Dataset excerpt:
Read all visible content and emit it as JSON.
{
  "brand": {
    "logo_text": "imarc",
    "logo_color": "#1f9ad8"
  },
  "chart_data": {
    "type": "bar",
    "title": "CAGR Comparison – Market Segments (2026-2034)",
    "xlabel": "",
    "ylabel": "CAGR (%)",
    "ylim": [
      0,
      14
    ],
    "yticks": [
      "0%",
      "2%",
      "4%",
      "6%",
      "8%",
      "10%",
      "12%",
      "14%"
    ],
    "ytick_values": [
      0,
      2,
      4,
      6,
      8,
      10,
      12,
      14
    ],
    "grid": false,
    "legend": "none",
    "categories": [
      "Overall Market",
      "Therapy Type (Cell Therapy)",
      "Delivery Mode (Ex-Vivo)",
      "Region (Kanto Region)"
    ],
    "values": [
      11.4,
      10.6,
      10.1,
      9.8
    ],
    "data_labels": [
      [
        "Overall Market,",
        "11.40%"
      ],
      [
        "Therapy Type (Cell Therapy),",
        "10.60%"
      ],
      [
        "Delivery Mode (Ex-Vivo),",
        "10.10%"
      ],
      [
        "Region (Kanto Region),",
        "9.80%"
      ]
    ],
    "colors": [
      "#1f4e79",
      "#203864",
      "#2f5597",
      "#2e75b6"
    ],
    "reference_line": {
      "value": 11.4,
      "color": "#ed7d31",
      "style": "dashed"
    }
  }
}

▶ Work to be completed
Using the data above, return each line exactly as written.

▶ Task response
Read all visible content and emit it as JSON.
{
  "brand": {
    "logo_text": "imarc",
    "logo_color": "#1f9ad8"
  },
  "chart_data": {
    "type": "bar",
    "title": "CAGR Comparison – Market Segments (2026-2034)",
    "xlabel": "",
    "ylabel": "CAGR (%)",
    "ylim": [
      0,
      14
    ],
    "yticks": [
      "0%",
      "2%",
      "4%",
      "6%",
      "8%",
      "10%",
      "12%",
      "14%"
    ],
    "ytick_values": [
      0,
      2,
      4,
      6,
      8,
      10,
      12,
      14
    ],
    "grid": false,
    "legend": "none",
    "categories": [
      "Overall Market",
      "Therapy Type (Cell Therapy)",
      "Delivery Mode (Ex-Vivo)",
      "Region (Kanto Region)"
    ],
    "values": [
      11.4,
      10.6,
      10.1,
      9.8
    ],
    "data_labels": [
      [
        "Overall Market,",
        "11.40%"
      ],
      [
        "Therapy Type (Cell Therapy),",
        "10.60%"
      ],
      [
        "Delivery Mode (Ex-Vivo),",
        "10.10%"
      ],
      [
        "Region (Kanto Region),",
        "9.80%"
      ]
    ],
    "colors": [
      "#1f4e79",
      "#203864",
      "#2f5597",
      "#2e75b6"
    ],
    "reference_line": {
      "value": 11.4,
      "color": "#ed7d31",
      "style": "dashed"
    }
  }
}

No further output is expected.